>> start Task data
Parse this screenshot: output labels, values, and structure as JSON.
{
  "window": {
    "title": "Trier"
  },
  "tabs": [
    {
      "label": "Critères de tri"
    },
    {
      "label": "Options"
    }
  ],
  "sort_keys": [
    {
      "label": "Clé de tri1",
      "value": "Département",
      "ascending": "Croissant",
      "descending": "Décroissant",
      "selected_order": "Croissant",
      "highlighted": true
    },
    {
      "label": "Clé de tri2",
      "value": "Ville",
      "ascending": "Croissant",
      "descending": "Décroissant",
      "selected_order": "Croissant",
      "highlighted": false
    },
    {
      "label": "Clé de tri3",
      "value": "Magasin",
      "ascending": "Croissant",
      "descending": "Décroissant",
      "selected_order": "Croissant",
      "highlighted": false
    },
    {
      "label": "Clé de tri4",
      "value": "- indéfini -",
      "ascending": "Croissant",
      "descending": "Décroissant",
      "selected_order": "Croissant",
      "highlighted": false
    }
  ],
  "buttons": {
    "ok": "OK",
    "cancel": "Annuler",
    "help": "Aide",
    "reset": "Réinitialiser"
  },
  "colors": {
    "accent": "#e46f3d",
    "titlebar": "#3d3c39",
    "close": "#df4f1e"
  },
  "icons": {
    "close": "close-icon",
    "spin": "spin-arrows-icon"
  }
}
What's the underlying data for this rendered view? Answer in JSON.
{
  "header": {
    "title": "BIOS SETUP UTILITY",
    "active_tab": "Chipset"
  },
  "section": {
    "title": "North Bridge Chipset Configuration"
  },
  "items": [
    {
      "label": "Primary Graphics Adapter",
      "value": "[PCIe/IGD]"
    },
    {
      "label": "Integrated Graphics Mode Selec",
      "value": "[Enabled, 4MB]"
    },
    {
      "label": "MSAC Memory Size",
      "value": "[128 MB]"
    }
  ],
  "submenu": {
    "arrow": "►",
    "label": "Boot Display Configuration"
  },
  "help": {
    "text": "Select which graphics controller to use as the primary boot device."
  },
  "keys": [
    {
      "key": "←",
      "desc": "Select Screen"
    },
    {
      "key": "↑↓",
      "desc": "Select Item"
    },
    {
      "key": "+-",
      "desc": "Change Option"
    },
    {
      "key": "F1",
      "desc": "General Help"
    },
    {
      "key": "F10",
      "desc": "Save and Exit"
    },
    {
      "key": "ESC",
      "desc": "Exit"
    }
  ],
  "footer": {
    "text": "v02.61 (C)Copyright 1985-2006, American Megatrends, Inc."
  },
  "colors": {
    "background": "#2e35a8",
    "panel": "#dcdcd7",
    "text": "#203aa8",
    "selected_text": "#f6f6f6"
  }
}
>> end Task data
> _Required task_
Your task is to quote the listing above word for word.

> _Response to this exercise_
Parse this screenshot: output labels, values, and structure as JSON.
{
  "window": {
    "title": "Trier"
  },
  "tabs": [
    {
      "label": "Critères de tri"
    },
    {
      "label": "Options"
    }
  ],
  "sort_keys": [
    {
      "label": "Clé de tri1",
      "value": "Département",
      "ascending": "Croissant",
      "descending": "Décroissant",
      "selected_order": "Croissant",
      "highlighted": true
    },
    {
      "label": "Clé de tri2",
      "value": "Ville",
      "ascending": "Croissant",
      "descending": "Décroissant",
      "selected_order": "Croissant",
      "highlighted": false
    },
    {
      "label": "Clé de tri3",
      "value": "Magasin",
      "ascending": "Croissant",
      "descending": "Décroissant",
      "selected_order": "Croissant",
      "highlighted": false
    },
    {
      "label": "Clé de tri4",
      "value": "- indéfini -",
      "ascending": "Croissant",
      "descending": "Décroissant",
      "selected_order": "Croissant",
      "highlighted": false
    }
  ],
  "buttons": {
    "ok": "OK",
    "cancel": "Annuler",
    "help": "Aide",
    "reset": "Réinitialiser"
  },
  "colors": {
    "accent": "#e46f3d",
    "titlebar": "#3d3c39",
    "close": "#df4f1e"
  },
  "icons": {
    "close": "close-icon",
    "spin": "spin-arrows-icon"
  }
}
What's the underlying data for this rendered view? Answer in JSON.
{
  "header": {
    "title": "BIOS SETUP UTILITY",
    "active_tab": "Chipset"
  },
  "section": {
    "title": "North Bridge Chipset Configuration"
  },
  "items": [
    {
      "label": "Primary Graphics Adapter",
      "value": "[PCIe/IGD]"
    },
    {
      "label": "Integrated Graphics Mode Selec",
      "value": "[Enabled, 4MB]"
    },
    {
      "label": "MSAC Memory Size",
      "value": "[128 MB]"
    }
  ],
  "submenu": {
    "arrow": "►",
    "label": "Boot Display Configuration"
  },
  "help": {
    "text": "Select which graphics controller to use as the primary boot device."
  },
  "keys": [
    {
      "key": "←",
      "desc": "Select Screen"
    },
    {
      "key": "↑↓",
      "desc": "Select Item"
    },
    {
      "key": "+-",
      "desc": "Change Option"
    },
    {
      "key": "F1",
      "desc": "General Help"
    },
    {
      "key": "F10",
      "desc": "Save and Exit"
    },
    {
      "key": "ESC",
      "desc": "Exit"
    }
  ],
  "footer": {
    "text": "v02.61 (C)Copyright 1985-2006, American Megatrends, Inc."
  },
  "colors": {
    "background": "#2e35a8",
    "panel": "#dcdcd7",
    "text": "#203aa8",
    "selected_text": "#f6f6f6"
  }
}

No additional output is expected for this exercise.